# The exercise:
Return all lines with the word "JSON" in them.
★ ★ ★
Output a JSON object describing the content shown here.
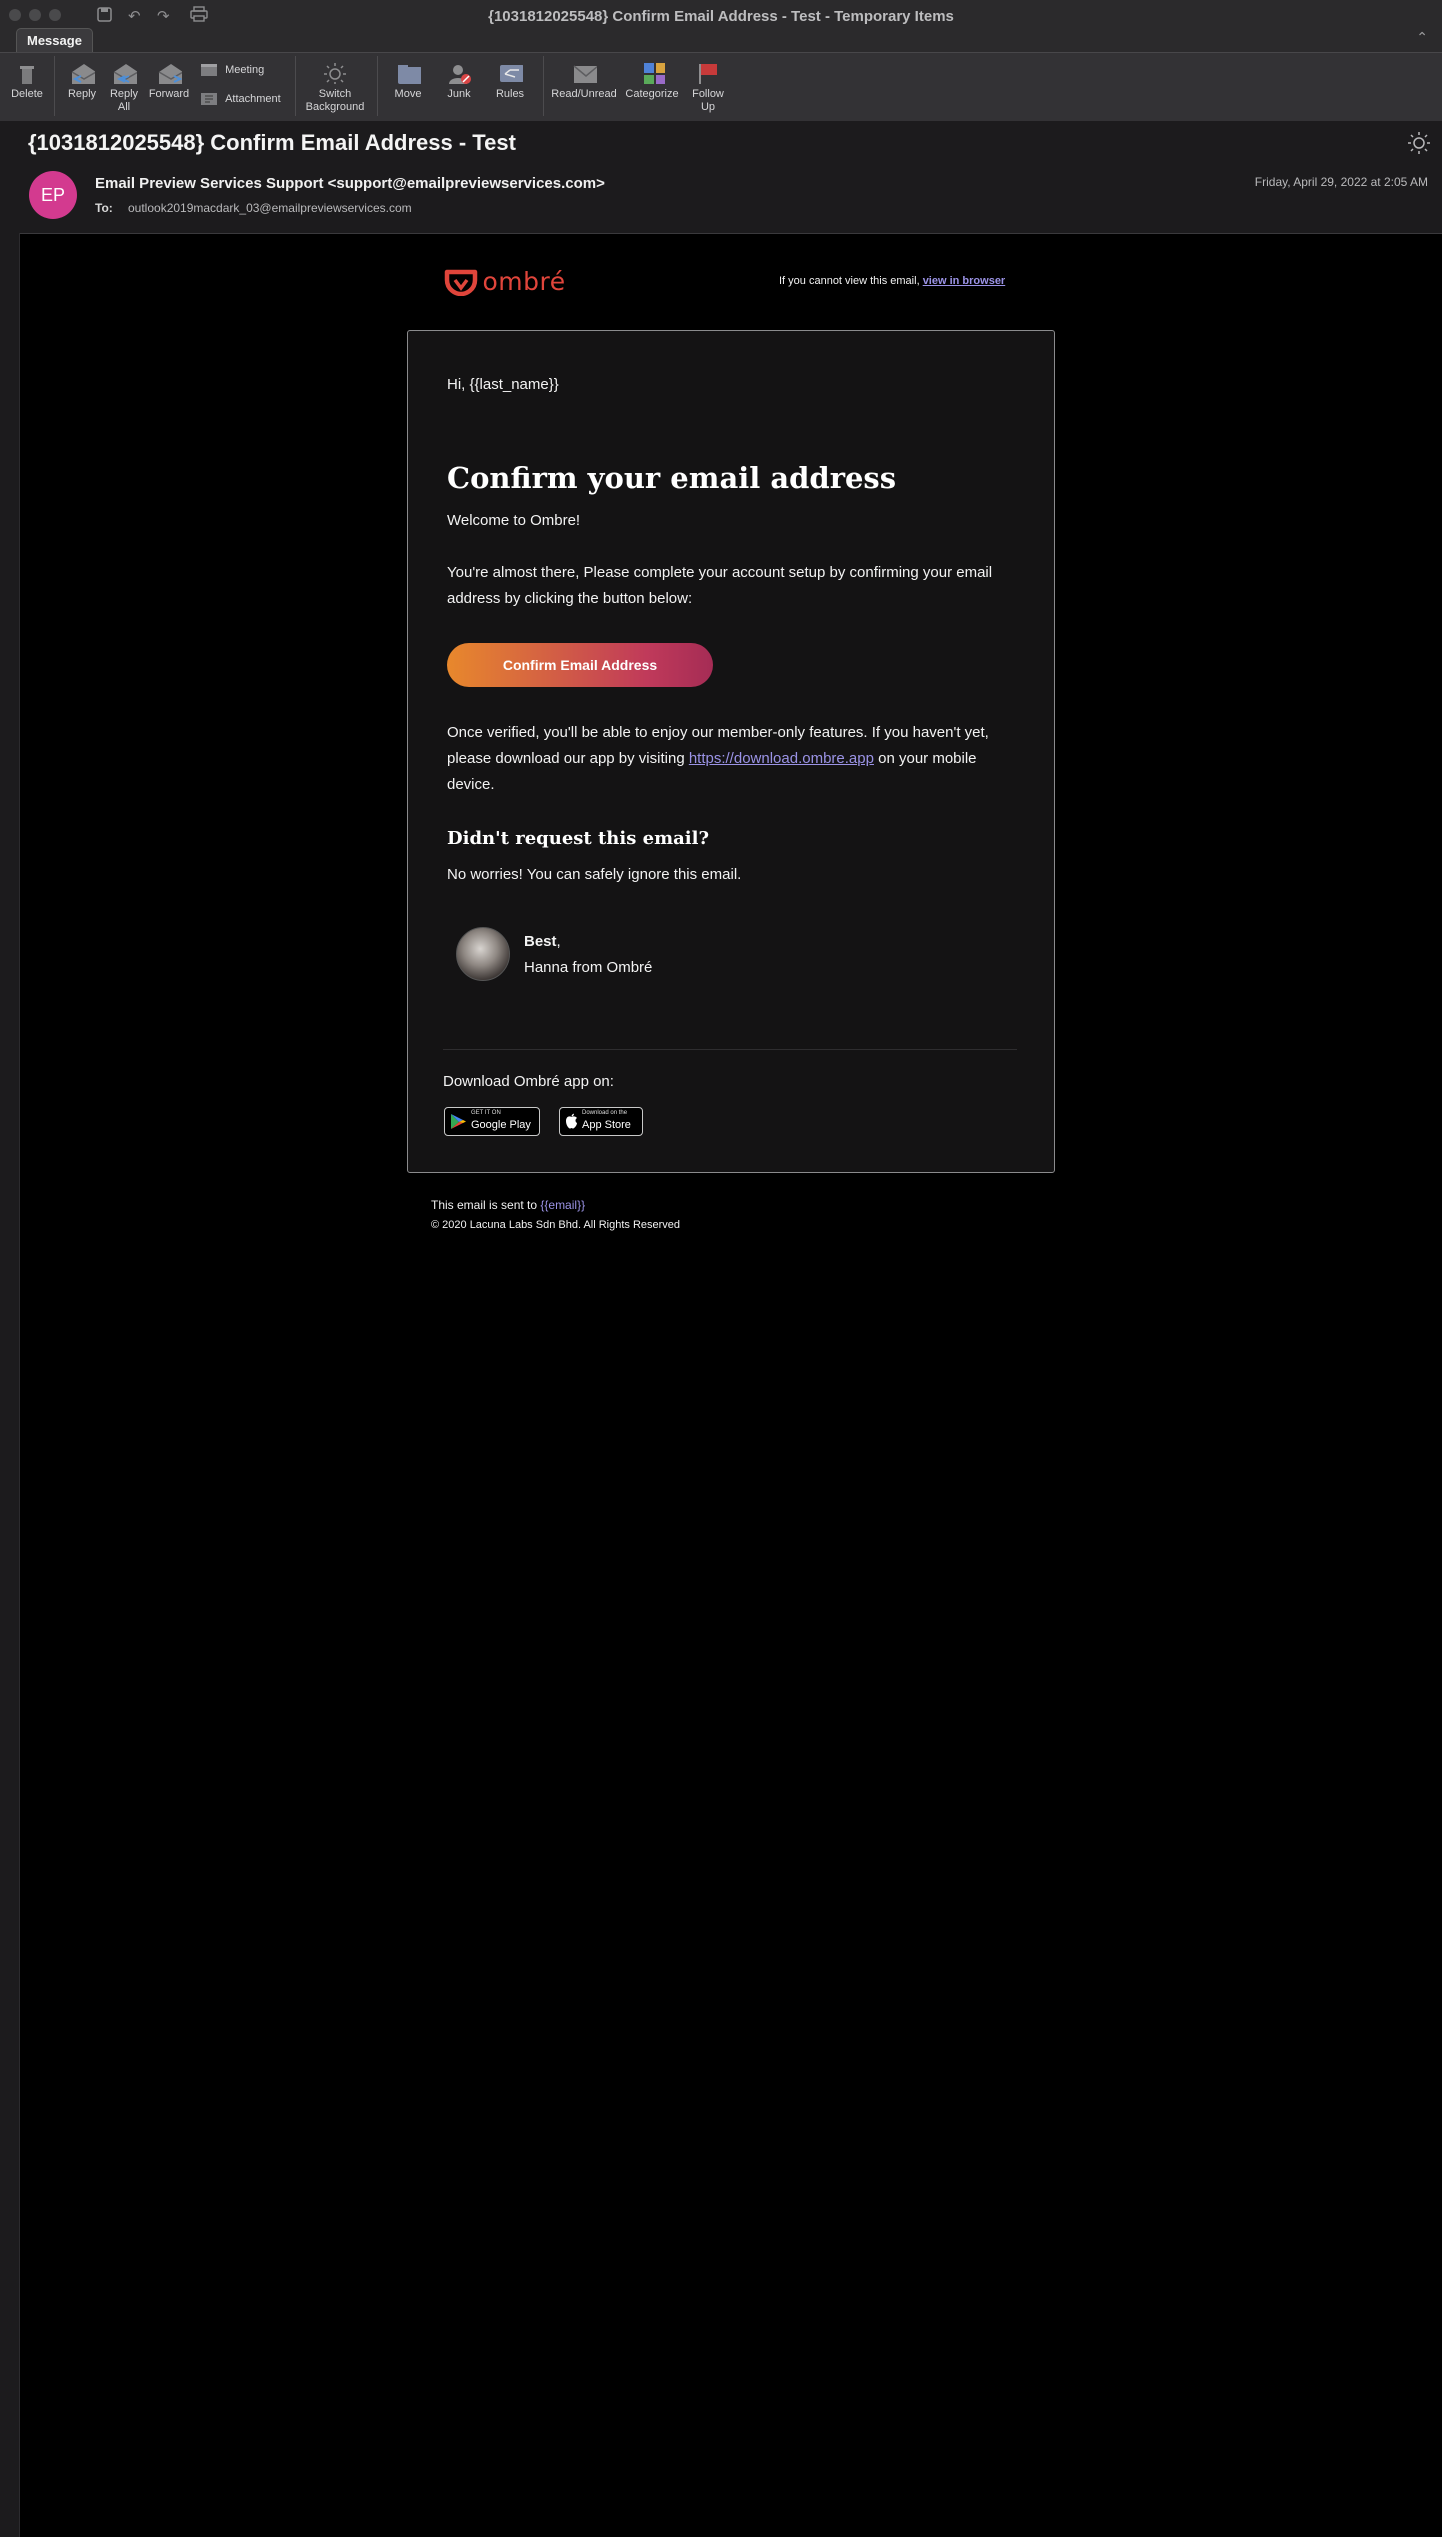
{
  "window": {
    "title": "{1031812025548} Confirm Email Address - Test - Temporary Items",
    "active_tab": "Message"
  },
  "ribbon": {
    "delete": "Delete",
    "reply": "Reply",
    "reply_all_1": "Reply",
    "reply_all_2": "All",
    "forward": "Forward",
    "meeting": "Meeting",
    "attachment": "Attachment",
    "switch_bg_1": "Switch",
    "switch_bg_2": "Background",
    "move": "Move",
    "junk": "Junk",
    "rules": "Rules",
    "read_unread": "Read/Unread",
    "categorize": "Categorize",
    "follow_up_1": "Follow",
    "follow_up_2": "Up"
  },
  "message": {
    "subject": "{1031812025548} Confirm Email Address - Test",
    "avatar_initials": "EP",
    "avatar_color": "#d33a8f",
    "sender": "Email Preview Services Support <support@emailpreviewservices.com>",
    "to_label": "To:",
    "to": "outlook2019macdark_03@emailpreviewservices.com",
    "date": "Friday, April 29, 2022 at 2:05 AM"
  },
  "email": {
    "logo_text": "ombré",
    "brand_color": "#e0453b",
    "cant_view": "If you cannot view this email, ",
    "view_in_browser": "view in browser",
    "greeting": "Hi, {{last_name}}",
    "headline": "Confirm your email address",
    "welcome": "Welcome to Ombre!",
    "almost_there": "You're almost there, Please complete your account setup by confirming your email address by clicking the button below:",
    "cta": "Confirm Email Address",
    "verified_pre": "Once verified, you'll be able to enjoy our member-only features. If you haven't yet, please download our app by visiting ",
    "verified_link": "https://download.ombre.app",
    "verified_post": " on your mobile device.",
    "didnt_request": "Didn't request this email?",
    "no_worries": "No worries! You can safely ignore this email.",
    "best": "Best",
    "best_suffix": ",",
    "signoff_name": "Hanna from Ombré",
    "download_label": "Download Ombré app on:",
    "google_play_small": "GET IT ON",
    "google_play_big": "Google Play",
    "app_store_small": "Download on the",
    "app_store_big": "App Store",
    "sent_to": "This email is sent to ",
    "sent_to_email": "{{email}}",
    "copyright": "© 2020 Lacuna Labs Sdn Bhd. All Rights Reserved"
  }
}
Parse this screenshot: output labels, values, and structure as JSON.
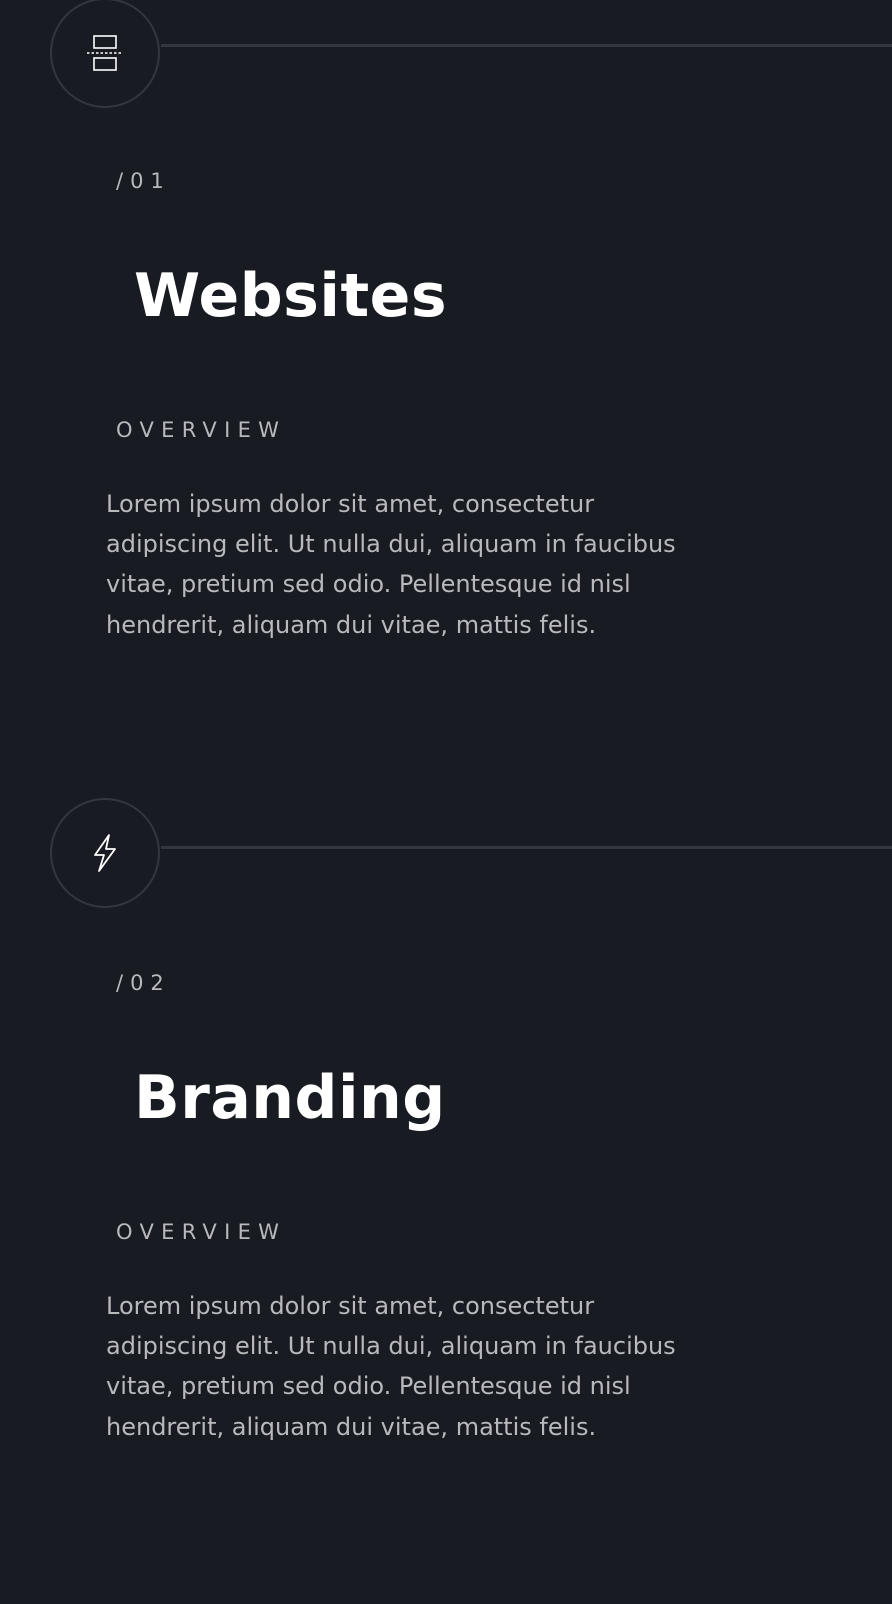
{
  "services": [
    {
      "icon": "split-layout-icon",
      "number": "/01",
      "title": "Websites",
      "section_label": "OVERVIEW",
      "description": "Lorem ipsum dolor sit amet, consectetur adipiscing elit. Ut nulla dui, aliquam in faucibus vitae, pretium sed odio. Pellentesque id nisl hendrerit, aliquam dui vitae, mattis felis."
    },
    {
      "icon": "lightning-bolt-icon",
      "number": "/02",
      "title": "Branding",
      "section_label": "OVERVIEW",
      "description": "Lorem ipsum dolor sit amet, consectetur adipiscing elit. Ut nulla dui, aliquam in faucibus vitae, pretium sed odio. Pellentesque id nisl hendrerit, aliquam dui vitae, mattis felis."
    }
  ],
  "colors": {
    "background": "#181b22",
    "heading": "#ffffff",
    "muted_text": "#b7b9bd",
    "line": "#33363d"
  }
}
★ ★ ★
# Complete output:
Output a JSON object describing the content shown here.
Parse this screenshot: output labels, values, and structure as JSON.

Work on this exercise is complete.